### Element and coordinate records

begin

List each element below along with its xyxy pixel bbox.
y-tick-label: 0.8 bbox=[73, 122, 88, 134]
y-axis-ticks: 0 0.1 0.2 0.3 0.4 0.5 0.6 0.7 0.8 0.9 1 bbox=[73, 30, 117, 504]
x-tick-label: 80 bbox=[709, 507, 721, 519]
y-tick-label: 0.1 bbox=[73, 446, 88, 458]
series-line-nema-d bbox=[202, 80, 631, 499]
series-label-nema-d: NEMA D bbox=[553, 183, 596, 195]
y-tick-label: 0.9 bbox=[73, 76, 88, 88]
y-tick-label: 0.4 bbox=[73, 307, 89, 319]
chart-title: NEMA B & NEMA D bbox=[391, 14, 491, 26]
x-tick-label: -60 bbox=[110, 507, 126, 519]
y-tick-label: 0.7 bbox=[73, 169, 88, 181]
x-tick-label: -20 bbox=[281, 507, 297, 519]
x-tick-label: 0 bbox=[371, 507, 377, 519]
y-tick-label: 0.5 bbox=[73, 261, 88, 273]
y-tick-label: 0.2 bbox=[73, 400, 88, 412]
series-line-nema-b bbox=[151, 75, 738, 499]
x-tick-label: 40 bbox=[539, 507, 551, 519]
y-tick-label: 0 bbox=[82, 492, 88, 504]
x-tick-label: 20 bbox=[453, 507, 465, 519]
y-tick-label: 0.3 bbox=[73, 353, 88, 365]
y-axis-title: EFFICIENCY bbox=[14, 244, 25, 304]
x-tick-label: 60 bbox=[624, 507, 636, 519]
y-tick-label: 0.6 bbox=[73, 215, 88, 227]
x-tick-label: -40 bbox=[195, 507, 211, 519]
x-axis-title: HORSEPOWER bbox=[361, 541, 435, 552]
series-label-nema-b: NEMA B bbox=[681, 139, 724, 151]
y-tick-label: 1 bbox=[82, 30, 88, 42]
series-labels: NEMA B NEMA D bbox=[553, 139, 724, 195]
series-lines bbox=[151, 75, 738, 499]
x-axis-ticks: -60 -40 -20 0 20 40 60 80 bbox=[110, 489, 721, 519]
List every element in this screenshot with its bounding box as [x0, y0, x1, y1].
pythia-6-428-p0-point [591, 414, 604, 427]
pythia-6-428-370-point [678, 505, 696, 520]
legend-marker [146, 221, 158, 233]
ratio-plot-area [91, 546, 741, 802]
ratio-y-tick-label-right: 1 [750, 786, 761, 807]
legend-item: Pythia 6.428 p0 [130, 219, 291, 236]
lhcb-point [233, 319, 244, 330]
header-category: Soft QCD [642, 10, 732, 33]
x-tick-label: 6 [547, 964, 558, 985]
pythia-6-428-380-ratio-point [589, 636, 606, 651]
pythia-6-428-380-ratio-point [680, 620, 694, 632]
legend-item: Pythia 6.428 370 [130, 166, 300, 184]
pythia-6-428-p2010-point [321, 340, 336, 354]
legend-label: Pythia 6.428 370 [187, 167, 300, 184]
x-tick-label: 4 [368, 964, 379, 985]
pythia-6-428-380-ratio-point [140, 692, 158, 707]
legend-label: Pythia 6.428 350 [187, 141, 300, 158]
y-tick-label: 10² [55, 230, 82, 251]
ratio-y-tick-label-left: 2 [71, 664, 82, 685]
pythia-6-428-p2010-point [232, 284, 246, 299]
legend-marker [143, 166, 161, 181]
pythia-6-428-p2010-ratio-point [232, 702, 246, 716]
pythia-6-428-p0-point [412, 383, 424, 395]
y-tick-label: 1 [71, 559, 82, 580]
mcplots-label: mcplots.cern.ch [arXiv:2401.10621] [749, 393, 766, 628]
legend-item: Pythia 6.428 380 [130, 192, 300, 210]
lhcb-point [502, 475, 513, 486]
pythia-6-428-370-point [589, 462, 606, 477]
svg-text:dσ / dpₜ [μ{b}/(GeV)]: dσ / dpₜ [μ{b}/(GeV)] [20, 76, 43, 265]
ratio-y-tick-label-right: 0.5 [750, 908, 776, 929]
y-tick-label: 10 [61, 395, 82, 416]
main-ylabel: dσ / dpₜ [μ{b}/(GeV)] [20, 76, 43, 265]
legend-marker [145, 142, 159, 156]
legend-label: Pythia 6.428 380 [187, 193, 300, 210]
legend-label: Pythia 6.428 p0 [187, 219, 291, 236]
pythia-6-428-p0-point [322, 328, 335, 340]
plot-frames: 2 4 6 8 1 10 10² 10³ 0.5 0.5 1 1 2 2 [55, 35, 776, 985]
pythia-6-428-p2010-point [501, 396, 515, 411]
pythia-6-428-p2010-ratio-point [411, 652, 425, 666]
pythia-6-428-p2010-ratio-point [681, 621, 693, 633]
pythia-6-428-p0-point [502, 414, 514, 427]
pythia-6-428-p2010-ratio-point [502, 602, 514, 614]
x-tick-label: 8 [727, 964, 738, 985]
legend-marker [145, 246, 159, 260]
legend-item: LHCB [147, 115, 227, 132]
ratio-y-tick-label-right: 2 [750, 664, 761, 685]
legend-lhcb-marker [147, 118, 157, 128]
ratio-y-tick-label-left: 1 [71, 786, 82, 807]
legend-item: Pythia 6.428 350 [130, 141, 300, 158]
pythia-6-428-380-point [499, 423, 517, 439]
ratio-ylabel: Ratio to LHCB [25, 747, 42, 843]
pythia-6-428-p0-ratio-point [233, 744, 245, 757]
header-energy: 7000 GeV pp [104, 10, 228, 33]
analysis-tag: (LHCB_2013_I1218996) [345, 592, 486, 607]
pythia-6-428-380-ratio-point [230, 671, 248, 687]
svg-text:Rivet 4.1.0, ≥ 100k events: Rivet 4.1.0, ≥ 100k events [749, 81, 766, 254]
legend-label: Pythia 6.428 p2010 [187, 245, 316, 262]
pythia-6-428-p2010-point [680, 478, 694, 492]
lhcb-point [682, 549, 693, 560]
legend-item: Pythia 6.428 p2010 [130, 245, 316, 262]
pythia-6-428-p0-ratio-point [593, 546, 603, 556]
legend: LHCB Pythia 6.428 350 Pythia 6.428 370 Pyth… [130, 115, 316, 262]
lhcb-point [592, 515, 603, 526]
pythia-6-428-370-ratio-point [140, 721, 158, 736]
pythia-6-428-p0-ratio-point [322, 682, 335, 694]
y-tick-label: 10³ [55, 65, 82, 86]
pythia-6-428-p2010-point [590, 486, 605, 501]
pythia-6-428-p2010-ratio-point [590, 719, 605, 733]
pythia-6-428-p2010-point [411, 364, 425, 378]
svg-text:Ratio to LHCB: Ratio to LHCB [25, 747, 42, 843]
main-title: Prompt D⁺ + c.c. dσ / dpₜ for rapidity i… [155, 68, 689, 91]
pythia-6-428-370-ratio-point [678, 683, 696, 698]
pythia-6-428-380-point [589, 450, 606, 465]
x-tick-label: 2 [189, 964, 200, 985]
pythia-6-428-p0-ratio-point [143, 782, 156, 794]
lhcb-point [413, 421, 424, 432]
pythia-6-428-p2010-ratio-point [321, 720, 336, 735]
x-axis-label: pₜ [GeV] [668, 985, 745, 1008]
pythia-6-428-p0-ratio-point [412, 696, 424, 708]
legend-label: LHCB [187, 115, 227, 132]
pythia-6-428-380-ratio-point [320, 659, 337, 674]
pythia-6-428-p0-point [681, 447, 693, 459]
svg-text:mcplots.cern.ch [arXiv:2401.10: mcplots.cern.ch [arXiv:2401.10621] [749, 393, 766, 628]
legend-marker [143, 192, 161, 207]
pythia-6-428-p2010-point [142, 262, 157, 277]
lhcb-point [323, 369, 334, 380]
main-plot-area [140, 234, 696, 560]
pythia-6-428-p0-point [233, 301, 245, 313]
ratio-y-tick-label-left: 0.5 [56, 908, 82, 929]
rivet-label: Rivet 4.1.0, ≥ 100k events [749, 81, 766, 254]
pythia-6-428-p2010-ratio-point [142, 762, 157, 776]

end

### TASK TO COMPLETE
State how many lines of the material above contain the string "axis". Give only the number.

### SOLUTION TO THIS EXERCISE
5